[TASK GOAL]: Looking at the listing beneath, work out how many lines hold "this" and report only that figure.

(Items from a figure collection)
▬▬▬▬▬▬

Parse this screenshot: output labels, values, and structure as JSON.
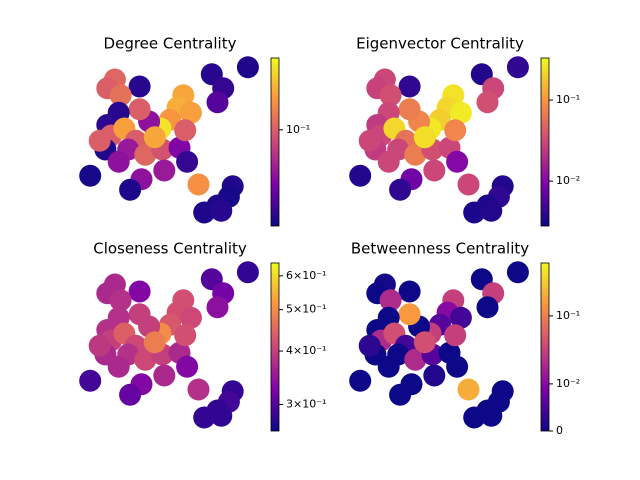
{
  "chart_data": [
    {
      "type": "scatter",
      "title": "Degree Centrality",
      "colormap": "plasma",
      "cscale": "log",
      "clim": [
        0.0187,
        0.35
      ],
      "cticks": [
        {
          "value": 0.1,
          "label": "10⁻¹"
        }
      ],
      "x": [
        0.91,
        0.72,
        0.78,
        0.75,
        0.34,
        0.21,
        0.17,
        0.24,
        0.57,
        0.54,
        0.61,
        0.5,
        0.45,
        0.39,
        0.34,
        0.23,
        0.17,
        0.19,
        0.26,
        0.32,
        0.28,
        0.16,
        0.23,
        0.37,
        0.46,
        0.55,
        0.58,
        0.47,
        0.35,
        0.29,
        0.08,
        0.59,
        0.65,
        0.83,
        0.81,
        0.75,
        0.68,
        0.77,
        0.13,
        0.42
      ],
      "y": [
        0.93,
        0.89,
        0.81,
        0.73,
        0.82,
        0.86,
        0.81,
        0.77,
        0.77,
        0.7,
        0.67,
        0.63,
        0.58,
        0.62,
        0.69,
        0.67,
        0.6,
        0.54,
        0.58,
        0.51,
        0.46,
        0.46,
        0.39,
        0.43,
        0.46,
        0.47,
        0.57,
        0.34,
        0.29,
        0.23,
        0.31,
        0.39,
        0.26,
        0.25,
        0.19,
        0.14,
        0.1,
        0.11,
        0.51,
        0.53
      ],
      "values": [
        0.021,
        0.022,
        0.024,
        0.03,
        0.022,
        0.11,
        0.1,
        0.12,
        0.19,
        0.2,
        0.18,
        0.17,
        0.3,
        0.045,
        0.1,
        0.022,
        0.023,
        0.1,
        0.18,
        0.1,
        0.05,
        0.021,
        0.045,
        0.11,
        0.09,
        0.04,
        0.1,
        0.05,
        0.045,
        0.021,
        0.02,
        0.024,
        0.16,
        0.021,
        0.02,
        0.021,
        0.021,
        0.022,
        0.1,
        0.19
      ]
    },
    {
      "type": "scatter",
      "title": "Eigenvector Centrality",
      "colormap": "plasma",
      "cscale": "log",
      "clim": [
        0.0028,
        0.33
      ],
      "cticks": [
        {
          "value": 0.01,
          "label": "10⁻²"
        },
        {
          "value": 0.1,
          "label": "10⁻¹"
        }
      ],
      "x": [
        0.91,
        0.72,
        0.78,
        0.75,
        0.34,
        0.21,
        0.17,
        0.24,
        0.57,
        0.54,
        0.61,
        0.5,
        0.45,
        0.39,
        0.34,
        0.23,
        0.17,
        0.19,
        0.26,
        0.32,
        0.28,
        0.16,
        0.23,
        0.37,
        0.46,
        0.55,
        0.58,
        0.47,
        0.35,
        0.29,
        0.08,
        0.59,
        0.65,
        0.83,
        0.81,
        0.75,
        0.68,
        0.77,
        0.13,
        0.42
      ],
      "y": [
        0.93,
        0.89,
        0.81,
        0.73,
        0.82,
        0.86,
        0.81,
        0.77,
        0.77,
        0.7,
        0.67,
        0.63,
        0.58,
        0.62,
        0.69,
        0.67,
        0.6,
        0.54,
        0.58,
        0.51,
        0.46,
        0.46,
        0.39,
        0.43,
        0.46,
        0.47,
        0.57,
        0.34,
        0.29,
        0.23,
        0.31,
        0.39,
        0.26,
        0.25,
        0.19,
        0.14,
        0.1,
        0.11,
        0.51,
        0.53
      ],
      "values": [
        0.004,
        0.0035,
        0.03,
        0.035,
        0.004,
        0.03,
        0.028,
        0.035,
        0.25,
        0.22,
        0.28,
        0.2,
        0.27,
        0.08,
        0.07,
        0.03,
        0.025,
        0.03,
        0.22,
        0.06,
        0.03,
        0.025,
        0.03,
        0.07,
        0.035,
        0.03,
        0.08,
        0.03,
        0.008,
        0.004,
        0.0035,
        0.01,
        0.03,
        0.0035,
        0.004,
        0.0033,
        0.0032,
        0.0035,
        0.03,
        0.24
      ]
    },
    {
      "type": "scatter",
      "title": "Closeness Centrality",
      "colormap": "plasma",
      "cscale": "log",
      "clim": [
        0.26,
        0.643
      ],
      "cticks": [
        {
          "value": 0.3,
          "label": "3×10⁻¹"
        },
        {
          "value": 0.4,
          "label": "4×10⁻¹"
        },
        {
          "value": 0.5,
          "label": "5×10⁻¹"
        },
        {
          "value": 0.6,
          "label": "6×10⁻¹"
        }
      ],
      "x": [
        0.91,
        0.72,
        0.78,
        0.75,
        0.34,
        0.21,
        0.17,
        0.24,
        0.57,
        0.54,
        0.61,
        0.5,
        0.45,
        0.39,
        0.34,
        0.23,
        0.17,
        0.19,
        0.26,
        0.32,
        0.28,
        0.16,
        0.23,
        0.37,
        0.46,
        0.55,
        0.58,
        0.47,
        0.35,
        0.29,
        0.08,
        0.59,
        0.65,
        0.83,
        0.81,
        0.75,
        0.68,
        0.77,
        0.13,
        0.42
      ],
      "y": [
        0.93,
        0.89,
        0.81,
        0.73,
        0.82,
        0.86,
        0.81,
        0.77,
        0.77,
        0.7,
        0.67,
        0.63,
        0.58,
        0.62,
        0.69,
        0.67,
        0.6,
        0.54,
        0.58,
        0.51,
        0.46,
        0.46,
        0.39,
        0.43,
        0.46,
        0.47,
        0.57,
        0.34,
        0.29,
        0.23,
        0.31,
        0.39,
        0.26,
        0.25,
        0.19,
        0.14,
        0.1,
        0.11,
        0.51,
        0.53
      ],
      "values": [
        0.28,
        0.3,
        0.32,
        0.34,
        0.33,
        0.37,
        0.37,
        0.38,
        0.42,
        0.42,
        0.41,
        0.43,
        0.5,
        0.4,
        0.4,
        0.38,
        0.38,
        0.4,
        0.44,
        0.41,
        0.38,
        0.37,
        0.37,
        0.41,
        0.4,
        0.37,
        0.42,
        0.37,
        0.33,
        0.31,
        0.29,
        0.33,
        0.38,
        0.28,
        0.29,
        0.28,
        0.28,
        0.28,
        0.39,
        0.48
      ]
    },
    {
      "type": "scatter",
      "title": "Betweenness Centrality",
      "colormap": "plasma",
      "cscale": "symlog",
      "linthresh": 0.003,
      "linscale": 0.17,
      "clim": [
        0,
        0.6
      ],
      "cticks": [
        0,
        {
          "value": 0.01,
          "label": "10⁻²"
        },
        {
          "value": 0.1,
          "label": "10⁻¹"
        }
      ],
      "x": [
        0.91,
        0.72,
        0.78,
        0.75,
        0.34,
        0.21,
        0.17,
        0.24,
        0.57,
        0.54,
        0.61,
        0.5,
        0.45,
        0.39,
        0.34,
        0.23,
        0.17,
        0.19,
        0.26,
        0.32,
        0.28,
        0.16,
        0.23,
        0.37,
        0.46,
        0.55,
        0.58,
        0.47,
        0.35,
        0.29,
        0.08,
        0.59,
        0.65,
        0.83,
        0.81,
        0.75,
        0.68,
        0.77,
        0.13,
        0.42
      ],
      "y": [
        0.93,
        0.89,
        0.81,
        0.73,
        0.82,
        0.86,
        0.81,
        0.77,
        0.77,
        0.7,
        0.67,
        0.63,
        0.58,
        0.62,
        0.69,
        0.67,
        0.6,
        0.54,
        0.58,
        0.51,
        0.46,
        0.46,
        0.39,
        0.43,
        0.46,
        0.47,
        0.57,
        0.34,
        0.29,
        0.23,
        0.31,
        0.39,
        0.26,
        0.25,
        0.19,
        0.14,
        0.1,
        0.11,
        0.51,
        0.53
      ],
      "values": [
        0,
        0,
        0.03,
        0,
        0,
        0.001,
        0,
        0.02,
        0.03,
        0.01,
        0.004,
        0.005,
        0.03,
        0,
        0.15,
        0,
        0,
        0.02,
        0.04,
        0.004,
        0,
        0,
        0,
        0.02,
        0.005,
        0,
        0.03,
        0.002,
        0,
        0,
        0,
        0,
        0.2,
        0,
        0,
        0,
        0,
        0,
        0.003,
        0.04
      ]
    }
  ]
}
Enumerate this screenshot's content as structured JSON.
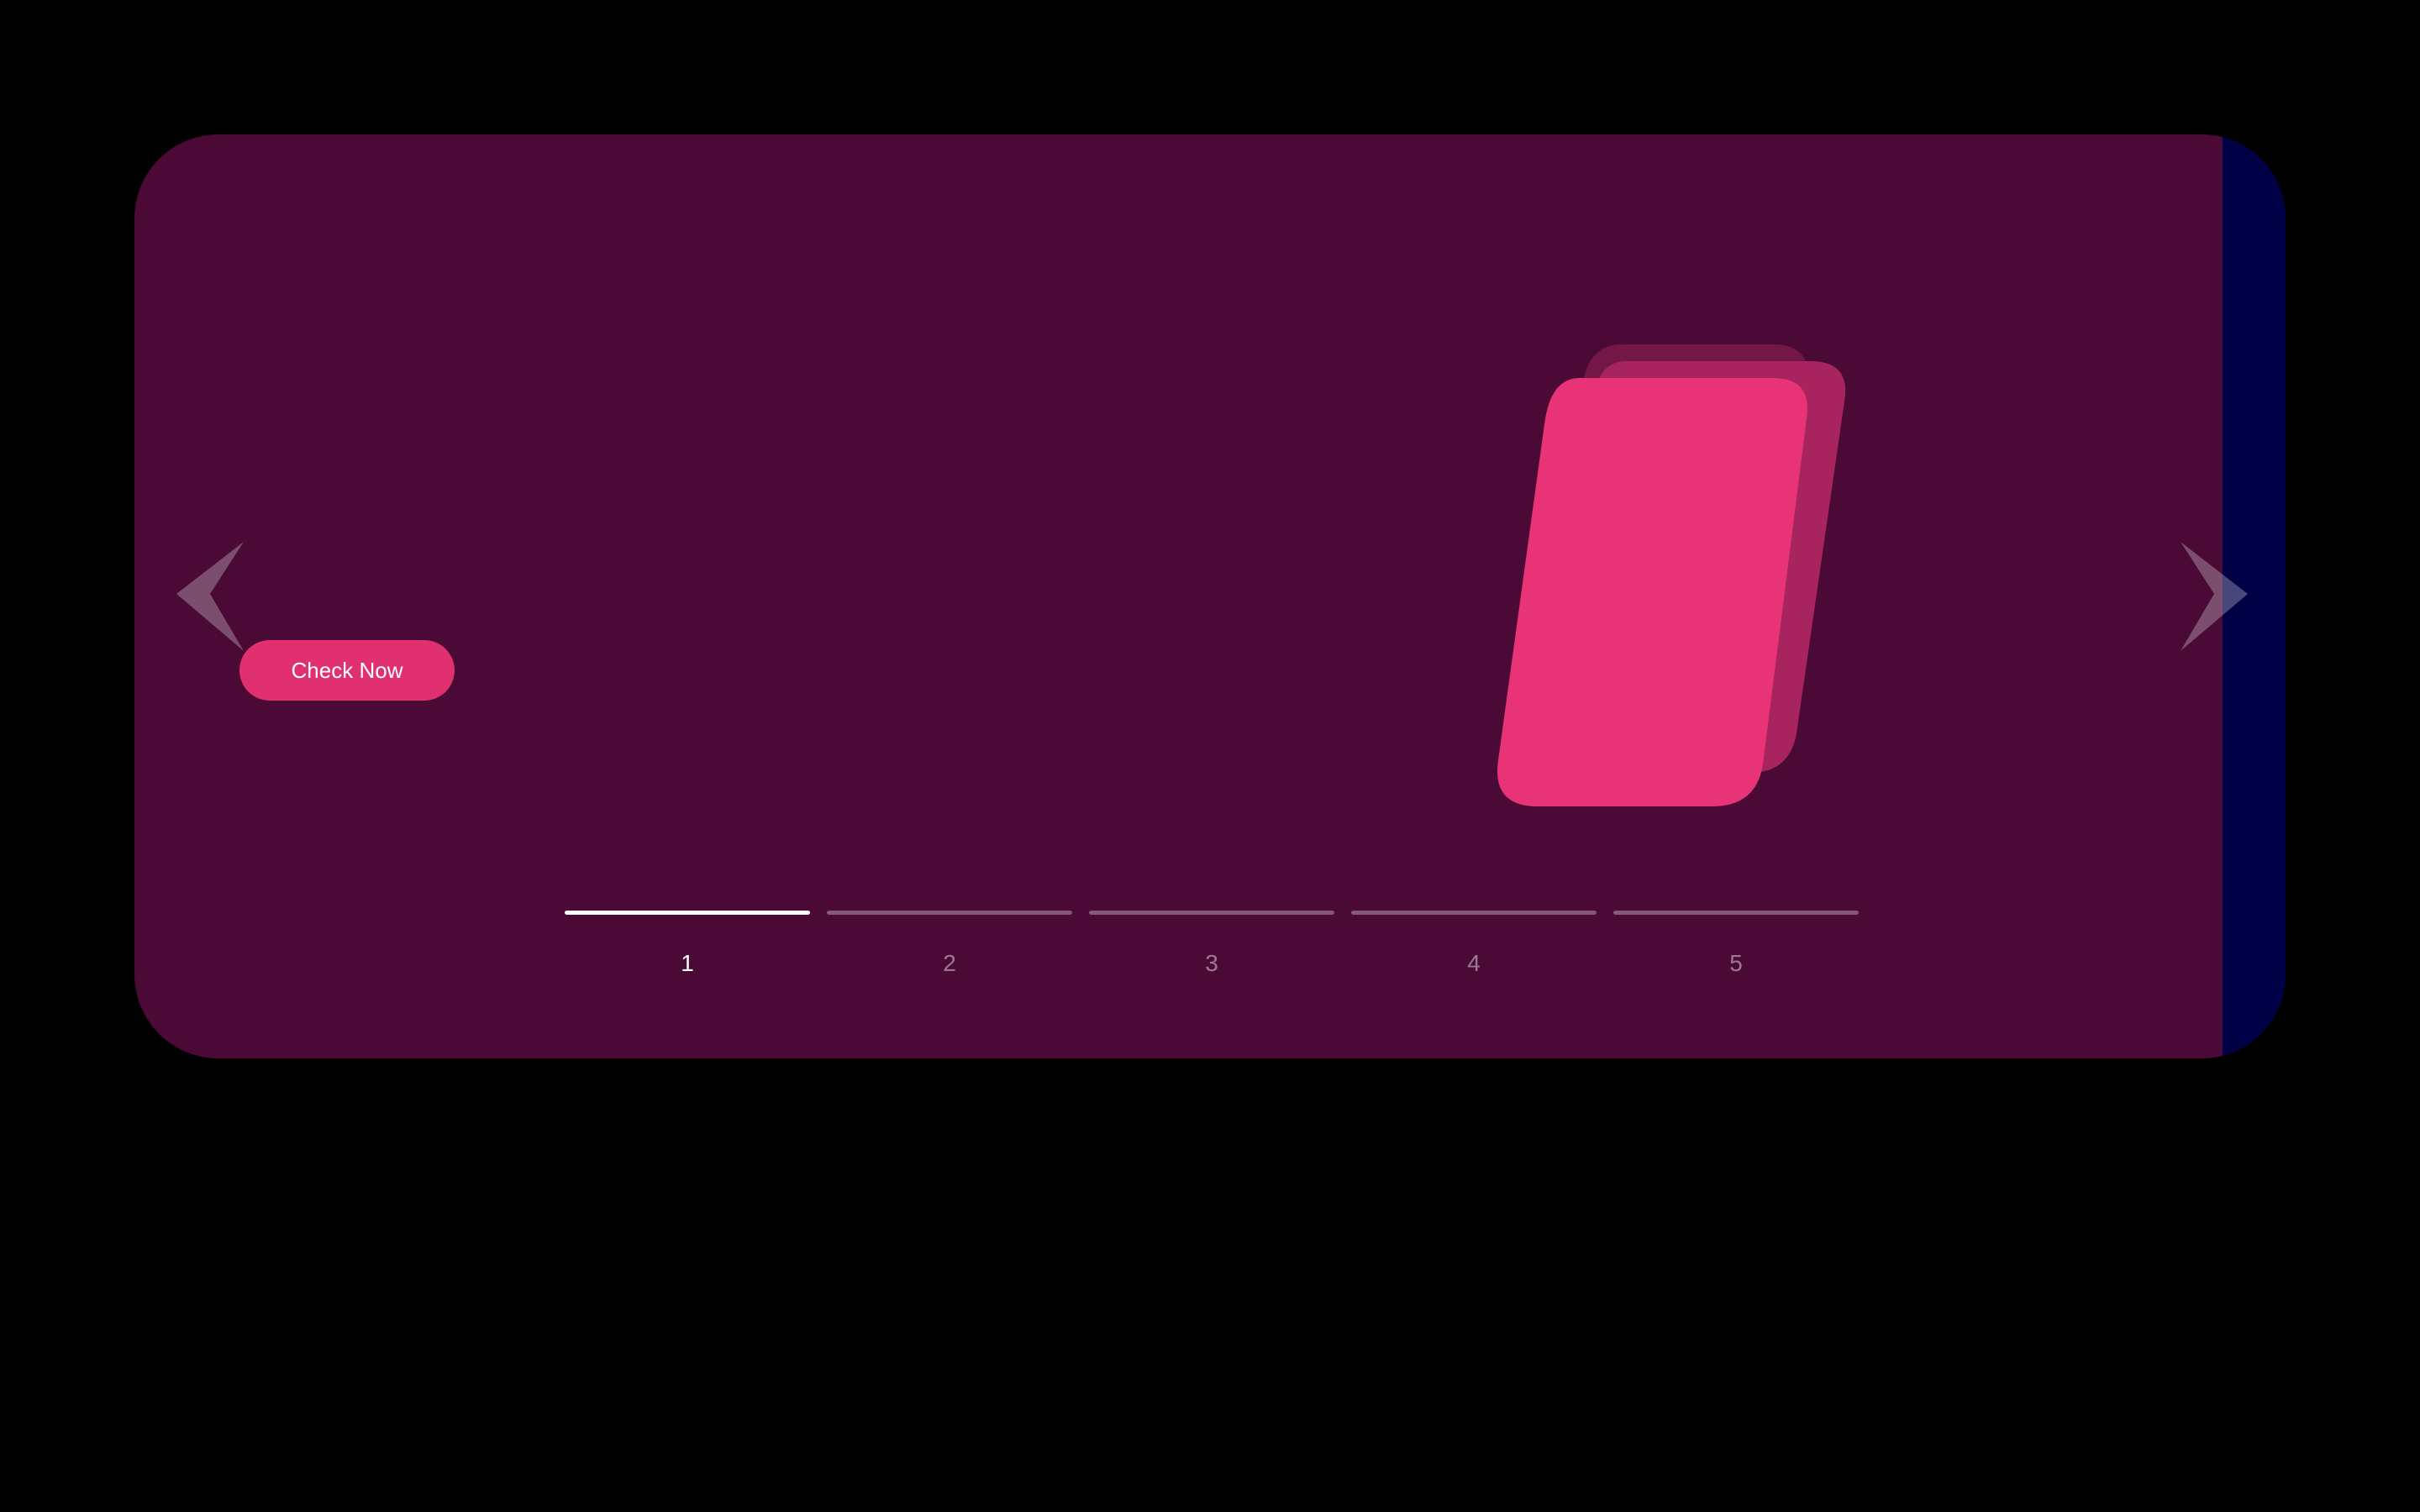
{
  "slide": {
    "cta_label": "Check Now",
    "background_color": "#4a0a35",
    "next_slide_color": "#000046",
    "accent_color": "#e0306f",
    "card_color": "#e93377"
  },
  "navigation": {
    "prev_icon": "chevron-left-icon",
    "next_icon": "chevron-right-icon"
  },
  "pager": {
    "active_index": 0,
    "items": [
      {
        "label": "1"
      },
      {
        "label": "2"
      },
      {
        "label": "3"
      },
      {
        "label": "4"
      },
      {
        "label": "5"
      }
    ]
  }
}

▬▬▬▬▬▬

[OUTPUT OF THE EXERCISE]: 2